══ MATERIAL FOR THIS EXERCISE

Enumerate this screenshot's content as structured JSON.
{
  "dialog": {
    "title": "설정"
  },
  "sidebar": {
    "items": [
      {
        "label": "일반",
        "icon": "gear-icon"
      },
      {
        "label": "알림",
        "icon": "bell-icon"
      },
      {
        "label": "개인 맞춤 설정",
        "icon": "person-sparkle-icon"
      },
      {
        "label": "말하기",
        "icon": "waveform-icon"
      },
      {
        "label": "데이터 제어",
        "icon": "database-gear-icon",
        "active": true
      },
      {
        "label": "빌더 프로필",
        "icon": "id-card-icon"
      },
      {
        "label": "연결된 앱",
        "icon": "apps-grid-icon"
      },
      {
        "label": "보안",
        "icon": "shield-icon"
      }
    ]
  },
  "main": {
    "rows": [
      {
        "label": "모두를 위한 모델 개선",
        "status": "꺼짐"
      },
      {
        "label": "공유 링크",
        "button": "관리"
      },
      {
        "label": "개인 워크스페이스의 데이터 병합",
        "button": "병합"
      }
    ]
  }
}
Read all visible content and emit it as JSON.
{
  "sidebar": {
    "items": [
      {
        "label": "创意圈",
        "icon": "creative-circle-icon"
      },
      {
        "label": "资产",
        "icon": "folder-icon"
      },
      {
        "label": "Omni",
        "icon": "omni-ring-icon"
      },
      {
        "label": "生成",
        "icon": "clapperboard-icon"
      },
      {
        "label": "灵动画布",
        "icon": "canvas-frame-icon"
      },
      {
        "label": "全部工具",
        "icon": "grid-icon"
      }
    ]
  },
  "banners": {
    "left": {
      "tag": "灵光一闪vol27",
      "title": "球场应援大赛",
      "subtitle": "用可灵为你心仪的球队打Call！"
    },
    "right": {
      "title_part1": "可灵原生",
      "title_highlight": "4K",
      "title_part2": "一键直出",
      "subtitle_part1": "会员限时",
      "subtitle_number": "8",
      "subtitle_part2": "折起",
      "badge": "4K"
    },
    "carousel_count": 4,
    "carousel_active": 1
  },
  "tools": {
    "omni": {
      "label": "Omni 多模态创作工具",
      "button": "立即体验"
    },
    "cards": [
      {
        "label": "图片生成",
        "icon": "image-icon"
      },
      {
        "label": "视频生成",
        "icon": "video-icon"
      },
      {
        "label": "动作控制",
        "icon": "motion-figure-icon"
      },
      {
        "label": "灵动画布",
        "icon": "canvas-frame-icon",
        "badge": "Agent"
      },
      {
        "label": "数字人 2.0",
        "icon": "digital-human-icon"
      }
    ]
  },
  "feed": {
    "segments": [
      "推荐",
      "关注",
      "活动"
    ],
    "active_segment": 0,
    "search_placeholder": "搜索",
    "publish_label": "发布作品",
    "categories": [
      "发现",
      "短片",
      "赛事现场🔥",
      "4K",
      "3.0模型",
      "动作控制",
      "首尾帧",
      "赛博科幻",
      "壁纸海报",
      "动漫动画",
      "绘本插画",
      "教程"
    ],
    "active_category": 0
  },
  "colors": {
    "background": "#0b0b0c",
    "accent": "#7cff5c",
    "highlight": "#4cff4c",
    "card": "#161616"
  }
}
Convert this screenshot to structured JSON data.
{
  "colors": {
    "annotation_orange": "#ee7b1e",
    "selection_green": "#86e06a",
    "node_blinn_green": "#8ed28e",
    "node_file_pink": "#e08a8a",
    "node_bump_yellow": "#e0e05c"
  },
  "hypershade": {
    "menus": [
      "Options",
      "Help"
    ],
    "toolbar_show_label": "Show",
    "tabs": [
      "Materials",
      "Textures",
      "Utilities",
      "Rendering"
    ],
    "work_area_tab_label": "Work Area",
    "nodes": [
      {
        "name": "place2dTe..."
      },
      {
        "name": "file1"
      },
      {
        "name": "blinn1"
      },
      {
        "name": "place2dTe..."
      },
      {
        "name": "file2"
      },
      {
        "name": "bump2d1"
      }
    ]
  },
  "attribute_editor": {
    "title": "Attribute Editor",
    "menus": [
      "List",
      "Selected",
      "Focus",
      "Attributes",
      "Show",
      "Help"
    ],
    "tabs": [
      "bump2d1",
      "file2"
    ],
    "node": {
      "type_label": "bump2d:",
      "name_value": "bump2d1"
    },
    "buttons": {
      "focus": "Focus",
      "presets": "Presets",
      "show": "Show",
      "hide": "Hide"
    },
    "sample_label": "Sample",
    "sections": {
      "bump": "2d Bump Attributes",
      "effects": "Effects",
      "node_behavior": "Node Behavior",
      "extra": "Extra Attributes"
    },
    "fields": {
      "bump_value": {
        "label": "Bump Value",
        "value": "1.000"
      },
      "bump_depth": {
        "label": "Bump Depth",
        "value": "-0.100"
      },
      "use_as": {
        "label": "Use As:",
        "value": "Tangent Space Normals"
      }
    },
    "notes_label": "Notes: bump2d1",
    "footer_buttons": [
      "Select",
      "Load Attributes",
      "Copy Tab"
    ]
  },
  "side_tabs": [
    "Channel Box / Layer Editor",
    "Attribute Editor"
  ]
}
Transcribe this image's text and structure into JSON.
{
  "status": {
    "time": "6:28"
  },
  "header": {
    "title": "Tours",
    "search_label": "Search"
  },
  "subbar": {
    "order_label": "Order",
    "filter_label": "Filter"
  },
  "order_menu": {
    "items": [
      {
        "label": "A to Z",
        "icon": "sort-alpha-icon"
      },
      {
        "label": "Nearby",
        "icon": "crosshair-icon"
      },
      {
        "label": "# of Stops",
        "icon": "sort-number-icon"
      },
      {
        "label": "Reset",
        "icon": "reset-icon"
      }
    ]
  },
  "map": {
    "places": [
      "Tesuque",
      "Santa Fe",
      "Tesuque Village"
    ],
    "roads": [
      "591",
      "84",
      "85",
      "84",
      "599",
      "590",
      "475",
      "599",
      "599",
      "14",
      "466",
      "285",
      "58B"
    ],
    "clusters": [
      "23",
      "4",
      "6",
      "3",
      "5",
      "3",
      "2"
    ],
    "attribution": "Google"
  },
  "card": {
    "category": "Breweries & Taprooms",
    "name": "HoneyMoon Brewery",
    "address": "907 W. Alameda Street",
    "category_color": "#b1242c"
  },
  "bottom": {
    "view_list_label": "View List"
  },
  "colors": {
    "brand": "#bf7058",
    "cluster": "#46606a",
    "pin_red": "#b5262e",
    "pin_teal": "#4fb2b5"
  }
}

════

▶ THE PROBLEM:
Exactly reproduce all of the entries above.

▶ EXERCISE OUTPUT:
Enumerate this screenshot's content as structured JSON.
{
  "dialog": {
    "title": "설정"
  },
  "sidebar": {
    "items": [
      {
        "label": "일반",
        "icon": "gear-icon"
      },
      {
        "label": "알림",
        "icon": "bell-icon"
      },
      {
        "label": "개인 맞춤 설정",
        "icon": "person-sparkle-icon"
      },
      {
        "label": "말하기",
        "icon": "waveform-icon"
      },
      {
        "label": "데이터 제어",
        "icon": "database-gear-icon",
        "active": true
      },
      {
        "label": "빌더 프로필",
        "icon": "id-card-icon"
      },
      {
        "label": "연결된 앱",
        "icon": "apps-grid-icon"
      },
      {
        "label": "보안",
        "icon": "shield-icon"
      }
    ]
  },
  "main": {
    "rows": [
      {
        "label": "모두를 위한 모델 개선",
        "status": "꺼짐"
      },
      {
        "label": "공유 링크",
        "button": "관리"
      },
      {
        "label": "개인 워크스페이스의 데이터 병합",
        "button": "병합"
      }
    ]
  }
}
Read all visible content and emit it as JSON.
{
  "sidebar": {
    "items": [
      {
        "label": "创意圈",
        "icon": "creative-circle-icon"
      },
      {
        "label": "资产",
        "icon": "folder-icon"
      },
      {
        "label": "Omni",
        "icon": "omni-ring-icon"
      },
      {
        "label": "生成",
        "icon": "clapperboard-icon"
      },
      {
        "label": "灵动画布",
        "icon": "canvas-frame-icon"
      },
      {
        "label": "全部工具",
        "icon": "grid-icon"
      }
    ]
  },
  "banners": {
    "left": {
      "tag": "灵光一闪vol27",
      "title": "球场应援大赛",
      "subtitle": "用可灵为你心仪的球队打Call！"
    },
    "right": {
      "title_part1": "可灵原生",
      "title_highlight": "4K",
      "title_part2": "一键直出",
      "subtitle_part1": "会员限时",
      "subtitle_number": "8",
      "subtitle_part2": "折起",
      "badge": "4K"
    },
    "carousel_count": 4,
    "carousel_active": 1
  },
  "tools": {
    "omni": {
      "label": "Omni 多模态创作工具",
      "button": "立即体验"
    },
    "cards": [
      {
        "label": "图片生成",
        "icon": "image-icon"
      },
      {
        "label": "视频生成",
        "icon": "video-icon"
      },
      {
        "label": "动作控制",
        "icon": "motion-figure-icon"
      },
      {
        "label": "灵动画布",
        "icon": "canvas-frame-icon",
        "badge": "Agent"
      },
      {
        "label": "数字人 2.0",
        "icon": "digital-human-icon"
      }
    ]
  },
  "feed": {
    "segments": [
      "推荐",
      "关注",
      "活动"
    ],
    "active_segment": 0,
    "search_placeholder": "搜索",
    "publish_label": "发布作品",
    "categories": [
      "发现",
      "短片",
      "赛事现场🔥",
      "4K",
      "3.0模型",
      "动作控制",
      "首尾帧",
      "赛博科幻",
      "壁纸海报",
      "动漫动画",
      "绘本插画",
      "教程"
    ],
    "active_category": 0
  },
  "colors": {
    "background": "#0b0b0c",
    "accent": "#7cff5c",
    "highlight": "#4cff4c",
    "card": "#161616"
  }
}
Convert this screenshot to structured JSON data.
{
  "colors": {
    "annotation_orange": "#ee7b1e",
    "selection_green": "#86e06a",
    "node_blinn_green": "#8ed28e",
    "node_file_pink": "#e08a8a",
    "node_bump_yellow": "#e0e05c"
  },
  "hypershade": {
    "menus": [
      "Options",
      "Help"
    ],
    "toolbar_show_label": "Show",
    "tabs": [
      "Materials",
      "Textures",
      "Utilities",
      "Rendering"
    ],
    "work_area_tab_label": "Work Area",
    "nodes": [
      {
        "name": "place2dTe..."
      },
      {
        "name": "file1"
      },
      {
        "name": "blinn1"
      },
      {
        "name": "place2dTe..."
      },
      {
        "name": "file2"
      },
      {
        "name": "bump2d1"
      }
    ]
  },
  "attribute_editor": {
    "title": "Attribute Editor",
    "menus": [
      "List",
      "Selected",
      "Focus",
      "Attributes",
      "Show",
      "Help"
    ],
    "tabs": [
      "bump2d1",
      "file2"
    ],
    "node": {
      "type_label": "bump2d:",
      "name_value": "bump2d1"
    },
    "buttons": {
      "focus": "Focus",
      "presets": "Presets",
      "show": "Show",
      "hide": "Hide"
    },
    "sample_label": "Sample",
    "sections": {
      "bump": "2d Bump Attributes",
      "effects": "Effects",
      "node_behavior": "Node Behavior",
      "extra": "Extra Attributes"
    },
    "fields": {
      "bump_value": {
        "label": "Bump Value",
        "value": "1.000"
      },
      "bump_depth": {
        "label": "Bump Depth",
        "value": "-0.100"
      },
      "use_as": {
        "label": "Use As:",
        "value": "Tangent Space Normals"
      }
    },
    "notes_label": "Notes: bump2d1",
    "footer_buttons": [
      "Select",
      "Load Attributes",
      "Copy Tab"
    ]
  },
  "side_tabs": [
    "Channel Box / Layer Editor",
    "Attribute Editor"
  ]
}
Transcribe this image's text and structure into JSON.
{
  "status": {
    "time": "6:28"
  },
  "header": {
    "title": "Tours",
    "search_label": "Search"
  },
  "subbar": {
    "order_label": "Order",
    "filter_label": "Filter"
  },
  "order_menu": {
    "items": [
      {
        "label": "A to Z",
        "icon": "sort-alpha-icon"
      },
      {
        "label": "Nearby",
        "icon": "crosshair-icon"
      },
      {
        "label": "# of Stops",
        "icon": "sort-number-icon"
      },
      {
        "label": "Reset",
        "icon": "reset-icon"
      }
    ]
  },
  "map": {
    "places": [
      "Tesuque",
      "Santa Fe",
      "Tesuque Village"
    ],
    "roads": [
      "591",
      "84",
      "85",
      "84",
      "599",
      "590",
      "475",
      "599",
      "599",
      "14",
      "466",
      "285",
      "58B"
    ],
    "clusters": [
      "23",
      "4",
      "6",
      "3",
      "5",
      "3",
      "2"
    ],
    "attribution": "Google"
  },
  "card": {
    "category": "Breweries & Taprooms",
    "name": "HoneyMoon Brewery",
    "address": "907 W. Alameda Street",
    "category_color": "#b1242c"
  },
  "bottom": {
    "view_list_label": "View List"
  },
  "colors": {
    "brand": "#bf7058",
    "cluster": "#46606a",
    "pin_red": "#b5262e",
    "pin_teal": "#4fb2b5"
  }
}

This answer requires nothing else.